(Extracted data entries)
-- Begin --
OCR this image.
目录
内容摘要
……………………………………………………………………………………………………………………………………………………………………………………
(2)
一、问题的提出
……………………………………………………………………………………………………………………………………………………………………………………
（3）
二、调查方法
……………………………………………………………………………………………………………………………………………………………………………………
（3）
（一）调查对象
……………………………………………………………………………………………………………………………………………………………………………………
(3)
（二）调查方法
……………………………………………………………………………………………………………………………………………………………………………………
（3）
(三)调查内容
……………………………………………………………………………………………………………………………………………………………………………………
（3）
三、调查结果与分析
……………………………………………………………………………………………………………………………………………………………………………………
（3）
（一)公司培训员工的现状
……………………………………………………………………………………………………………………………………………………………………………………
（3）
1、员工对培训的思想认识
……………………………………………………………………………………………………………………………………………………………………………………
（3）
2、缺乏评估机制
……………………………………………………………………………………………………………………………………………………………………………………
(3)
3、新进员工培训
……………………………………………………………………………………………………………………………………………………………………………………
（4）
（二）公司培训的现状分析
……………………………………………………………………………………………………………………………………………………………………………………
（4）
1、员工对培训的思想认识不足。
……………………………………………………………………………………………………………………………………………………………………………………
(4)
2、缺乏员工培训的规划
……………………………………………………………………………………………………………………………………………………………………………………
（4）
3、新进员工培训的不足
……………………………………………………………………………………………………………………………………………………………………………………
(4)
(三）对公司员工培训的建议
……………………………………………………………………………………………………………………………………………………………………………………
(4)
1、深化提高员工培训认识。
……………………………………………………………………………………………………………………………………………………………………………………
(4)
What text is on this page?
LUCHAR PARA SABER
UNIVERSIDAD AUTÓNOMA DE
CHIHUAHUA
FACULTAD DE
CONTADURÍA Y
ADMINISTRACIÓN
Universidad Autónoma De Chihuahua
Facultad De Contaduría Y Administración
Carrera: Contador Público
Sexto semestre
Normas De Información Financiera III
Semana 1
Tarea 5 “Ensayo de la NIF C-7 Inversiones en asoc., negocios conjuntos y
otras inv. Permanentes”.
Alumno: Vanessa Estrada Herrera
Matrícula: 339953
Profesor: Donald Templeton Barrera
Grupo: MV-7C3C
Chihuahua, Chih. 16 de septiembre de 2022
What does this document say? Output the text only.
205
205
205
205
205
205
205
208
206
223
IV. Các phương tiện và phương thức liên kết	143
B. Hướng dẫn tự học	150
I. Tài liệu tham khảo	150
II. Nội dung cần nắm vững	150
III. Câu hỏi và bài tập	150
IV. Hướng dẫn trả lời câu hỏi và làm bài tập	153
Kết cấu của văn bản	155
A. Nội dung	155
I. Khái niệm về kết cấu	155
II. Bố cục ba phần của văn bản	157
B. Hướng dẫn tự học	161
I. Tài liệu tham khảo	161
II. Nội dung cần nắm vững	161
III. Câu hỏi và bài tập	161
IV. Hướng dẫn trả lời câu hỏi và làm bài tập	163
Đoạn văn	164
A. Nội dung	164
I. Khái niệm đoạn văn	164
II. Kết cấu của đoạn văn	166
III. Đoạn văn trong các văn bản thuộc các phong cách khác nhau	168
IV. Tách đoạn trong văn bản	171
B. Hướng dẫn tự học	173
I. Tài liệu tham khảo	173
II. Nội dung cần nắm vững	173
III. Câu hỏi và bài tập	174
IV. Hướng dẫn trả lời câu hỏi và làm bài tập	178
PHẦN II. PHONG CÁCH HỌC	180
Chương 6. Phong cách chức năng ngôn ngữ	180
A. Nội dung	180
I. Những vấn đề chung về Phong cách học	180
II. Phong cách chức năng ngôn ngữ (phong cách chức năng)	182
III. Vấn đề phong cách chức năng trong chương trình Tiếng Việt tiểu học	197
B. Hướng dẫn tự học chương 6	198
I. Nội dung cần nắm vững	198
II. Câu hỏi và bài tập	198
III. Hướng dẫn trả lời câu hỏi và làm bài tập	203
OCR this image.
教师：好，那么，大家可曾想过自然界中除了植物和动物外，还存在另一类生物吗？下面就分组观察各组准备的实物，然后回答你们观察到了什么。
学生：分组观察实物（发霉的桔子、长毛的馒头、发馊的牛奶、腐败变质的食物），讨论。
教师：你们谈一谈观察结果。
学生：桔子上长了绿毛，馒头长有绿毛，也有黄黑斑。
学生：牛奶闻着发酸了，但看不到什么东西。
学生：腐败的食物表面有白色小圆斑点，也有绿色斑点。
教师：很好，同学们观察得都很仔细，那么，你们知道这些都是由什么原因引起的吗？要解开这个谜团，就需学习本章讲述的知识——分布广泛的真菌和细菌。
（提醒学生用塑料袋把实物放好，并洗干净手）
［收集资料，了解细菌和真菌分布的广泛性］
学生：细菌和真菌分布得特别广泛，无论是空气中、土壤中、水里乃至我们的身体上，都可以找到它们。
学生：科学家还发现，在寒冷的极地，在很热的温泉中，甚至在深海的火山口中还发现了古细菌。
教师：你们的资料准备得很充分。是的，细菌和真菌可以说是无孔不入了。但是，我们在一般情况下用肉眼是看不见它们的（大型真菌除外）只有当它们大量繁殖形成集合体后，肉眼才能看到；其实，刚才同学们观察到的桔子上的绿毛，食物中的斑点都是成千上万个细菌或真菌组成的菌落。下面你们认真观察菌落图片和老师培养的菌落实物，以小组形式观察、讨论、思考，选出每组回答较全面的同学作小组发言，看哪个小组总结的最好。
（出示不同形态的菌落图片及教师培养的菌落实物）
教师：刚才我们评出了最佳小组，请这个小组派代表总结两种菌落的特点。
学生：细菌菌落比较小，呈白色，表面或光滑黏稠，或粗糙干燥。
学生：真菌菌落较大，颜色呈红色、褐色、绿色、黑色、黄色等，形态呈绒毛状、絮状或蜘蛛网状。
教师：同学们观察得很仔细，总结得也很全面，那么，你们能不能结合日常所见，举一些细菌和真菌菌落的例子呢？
-- End --
Task directions: Extract all lines from the data in which "trong" is found.

The reply:
III. Đoạn văn trong các văn bản thuộc các phong cách khác nhau	168
IV. Tách đoạn trong văn bản	171
III. Vấn đề phong cách chức năng trong chương trình Tiếng Việt tiểu học	197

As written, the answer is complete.